- Exercise task
Scan the records below for lines with the word "title", then state how many you find and nothing else.

——

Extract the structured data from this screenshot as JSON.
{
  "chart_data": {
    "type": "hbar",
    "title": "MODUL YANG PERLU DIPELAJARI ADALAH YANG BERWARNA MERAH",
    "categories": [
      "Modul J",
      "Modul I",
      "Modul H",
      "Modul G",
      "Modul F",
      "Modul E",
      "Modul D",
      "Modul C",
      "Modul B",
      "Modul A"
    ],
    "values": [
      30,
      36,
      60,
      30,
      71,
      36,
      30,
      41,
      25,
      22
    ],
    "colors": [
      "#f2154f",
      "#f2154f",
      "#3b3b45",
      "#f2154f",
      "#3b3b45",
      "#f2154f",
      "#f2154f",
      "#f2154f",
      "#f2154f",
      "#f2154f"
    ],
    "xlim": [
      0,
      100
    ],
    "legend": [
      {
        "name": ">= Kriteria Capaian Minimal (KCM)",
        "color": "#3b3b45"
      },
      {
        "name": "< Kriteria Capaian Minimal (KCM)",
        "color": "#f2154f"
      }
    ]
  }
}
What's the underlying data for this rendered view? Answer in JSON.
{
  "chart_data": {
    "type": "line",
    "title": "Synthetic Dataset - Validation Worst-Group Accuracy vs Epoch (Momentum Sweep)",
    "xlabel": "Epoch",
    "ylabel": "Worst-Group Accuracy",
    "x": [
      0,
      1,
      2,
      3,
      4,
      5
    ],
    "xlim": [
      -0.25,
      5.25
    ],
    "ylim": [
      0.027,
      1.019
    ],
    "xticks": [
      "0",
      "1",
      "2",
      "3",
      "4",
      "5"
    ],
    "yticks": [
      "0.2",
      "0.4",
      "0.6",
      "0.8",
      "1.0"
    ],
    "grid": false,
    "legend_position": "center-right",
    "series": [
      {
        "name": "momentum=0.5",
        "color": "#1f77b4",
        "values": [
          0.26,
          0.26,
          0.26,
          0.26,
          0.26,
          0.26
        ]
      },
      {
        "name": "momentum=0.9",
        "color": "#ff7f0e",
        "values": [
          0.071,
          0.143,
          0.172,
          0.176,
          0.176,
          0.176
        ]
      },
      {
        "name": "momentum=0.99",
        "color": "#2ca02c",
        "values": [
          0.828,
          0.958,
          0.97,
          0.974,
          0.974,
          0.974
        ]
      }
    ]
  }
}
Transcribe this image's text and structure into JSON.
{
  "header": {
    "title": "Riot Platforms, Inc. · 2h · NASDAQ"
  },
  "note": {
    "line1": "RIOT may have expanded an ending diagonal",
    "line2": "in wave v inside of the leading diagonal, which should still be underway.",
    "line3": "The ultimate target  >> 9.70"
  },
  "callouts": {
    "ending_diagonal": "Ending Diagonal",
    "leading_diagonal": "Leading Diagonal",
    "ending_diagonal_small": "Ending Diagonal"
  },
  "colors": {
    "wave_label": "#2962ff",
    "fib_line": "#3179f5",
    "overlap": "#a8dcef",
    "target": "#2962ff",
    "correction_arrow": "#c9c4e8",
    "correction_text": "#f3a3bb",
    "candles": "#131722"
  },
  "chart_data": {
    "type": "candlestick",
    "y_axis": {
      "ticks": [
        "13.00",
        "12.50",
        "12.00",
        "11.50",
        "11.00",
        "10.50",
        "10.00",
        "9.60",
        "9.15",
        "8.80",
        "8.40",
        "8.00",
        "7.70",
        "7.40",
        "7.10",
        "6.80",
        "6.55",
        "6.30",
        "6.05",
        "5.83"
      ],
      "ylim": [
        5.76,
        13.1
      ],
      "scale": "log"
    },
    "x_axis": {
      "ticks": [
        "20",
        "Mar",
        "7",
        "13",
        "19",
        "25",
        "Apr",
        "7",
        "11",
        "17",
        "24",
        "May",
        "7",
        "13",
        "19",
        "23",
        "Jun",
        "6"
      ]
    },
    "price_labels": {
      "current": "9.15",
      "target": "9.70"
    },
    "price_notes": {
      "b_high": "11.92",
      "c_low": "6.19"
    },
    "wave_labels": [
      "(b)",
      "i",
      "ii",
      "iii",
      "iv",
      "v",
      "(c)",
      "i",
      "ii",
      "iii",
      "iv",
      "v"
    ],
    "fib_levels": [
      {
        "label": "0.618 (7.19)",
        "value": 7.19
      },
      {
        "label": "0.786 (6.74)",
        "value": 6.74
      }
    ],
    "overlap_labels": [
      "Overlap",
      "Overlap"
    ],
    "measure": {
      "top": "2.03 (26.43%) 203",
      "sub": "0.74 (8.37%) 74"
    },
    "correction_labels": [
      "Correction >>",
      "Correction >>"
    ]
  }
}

——

- Solution for this problem
3